Exercice proposé 1 –
D'après l'entretien sur GDF, combien de salariés l'entreprise compte-t-elle ?

Texte extrait –

—————

M. Tronchot -Est-ce que vous êtes persuadé, aujourd'hui, que la fusion complète de des deux entreprises que sont GDF et Suez sera chose faite avant la fin de l'année ?
R - Bonjour et merci de m'inviter ce matin. Cela me fait plaisir d'être ici parce que, comme vous le savez, je passe une grande partie de l'été à expliquer aux uns et aux autres pourquoi GDF doit évoluer, pourquoi GDF doit bouger, pourquoi GDF doit s'allier. C'est mon rôle, c'est ma responsabilité de ministre parce que j'estime qu'il y va de l'intérêt national. Il y va de l'intérêt national parce que GDF, qui est une entreprise que tous les Français connaissent, c'est une entreprise de taille moyenne, avec 30.000 salariés. Elle sert les foyers français, leur fournit le gaz. GDF, ce que l'on sait moins, est en fait une entreprise qui fait de l'achat et de la vente de gaz. GDF n'a plus aucune réserve, ce n'est pas le cas d'autres fournisseurs de gaz en Europe ou dans le monde. Nous sommes, finalement, avec GDF, une entreprise qui achète du gaz et le revend.

—————

Exercice proposé 2 –
Recopiez les enregistrements de la ligne contenant « bar [213,249,262,365] » jusqu'à la fin des enregistrements, en changeant « line-marker » en « point-courbe » et sans rien modifier d'autre.

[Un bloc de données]
—————

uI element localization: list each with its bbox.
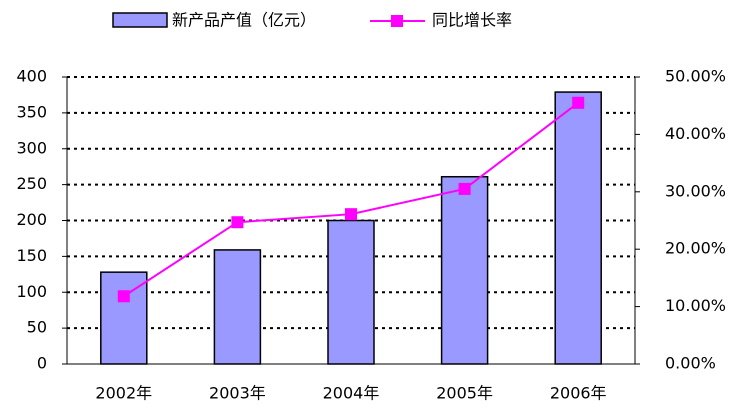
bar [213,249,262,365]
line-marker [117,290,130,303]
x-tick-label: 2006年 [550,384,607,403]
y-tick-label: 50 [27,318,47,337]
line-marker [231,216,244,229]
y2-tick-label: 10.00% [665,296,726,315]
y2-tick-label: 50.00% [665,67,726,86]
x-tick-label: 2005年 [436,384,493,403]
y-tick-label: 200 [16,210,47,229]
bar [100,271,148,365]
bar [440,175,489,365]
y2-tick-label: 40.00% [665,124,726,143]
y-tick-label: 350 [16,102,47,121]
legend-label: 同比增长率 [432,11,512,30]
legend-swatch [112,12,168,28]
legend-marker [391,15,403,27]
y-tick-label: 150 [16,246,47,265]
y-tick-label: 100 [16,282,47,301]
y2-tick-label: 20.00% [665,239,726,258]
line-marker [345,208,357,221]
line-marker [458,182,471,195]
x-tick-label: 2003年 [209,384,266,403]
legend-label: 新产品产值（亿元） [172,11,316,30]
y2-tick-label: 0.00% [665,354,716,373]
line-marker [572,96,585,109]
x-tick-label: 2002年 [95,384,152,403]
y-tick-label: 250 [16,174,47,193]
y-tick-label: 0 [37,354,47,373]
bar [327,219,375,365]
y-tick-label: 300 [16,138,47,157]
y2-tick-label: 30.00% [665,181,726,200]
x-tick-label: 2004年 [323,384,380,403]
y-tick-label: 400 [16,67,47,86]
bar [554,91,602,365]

—————

Corrigé détaillé 1 –
GDF compte 30.000 salariés.

Corrigé détaillé 2 –
bar [213,249,262,365]
point-courbe [117,290,130,303]
x-tick-label: 2006年 [550,384,607,403]
y-tick-label: 50 [27,318,47,337]
point-courbe [231,216,244,229]
y2-tick-label: 10.00% [665,296,726,315]
y2-tick-label: 50.00% [665,67,726,86]
x-tick-label: 2005年 [436,384,493,403]
y-tick-label: 200 [16,210,47,229]
bar [100,271,148,365]
bar [440,175,489,365]
y2-tick-label: 40.00% [665,124,726,143]
y-tick-label: 350 [16,102,47,121]
legend-label: 同比增长率 [432,11,512,30]
legend-swatch [112,12,168,28]
legend-marker [391,15,403,27]
y-tick-label: 150 [16,246,47,265]
y-tick-label: 100 [16,282,47,301]
y2-tick-label: 20.00% [665,239,726,258]
point-courbe [345,208,357,221]
point-courbe [458,182,471,195]
x-tick-label: 2003年 [209,384,266,403]
legend-label: 新产品产值（亿元） [172,11,316,30]
y2-tick-label: 0.00% [665,354,716,373]
point-courbe [572,96,585,109]
x-tick-label: 2002年 [95,384,152,403]
y-tick-label: 250 [16,174,47,193]
y-tick-label: 0 [37,354,47,373]
bar [327,219,375,365]
y-tick-label: 300 [16,138,47,157]
y2-tick-label: 30.00% [665,181,726,200]
x-tick-label: 2004年 [323,384,380,403]
y-tick-label: 400 [16,67,47,86]
bar [554,91,602,365]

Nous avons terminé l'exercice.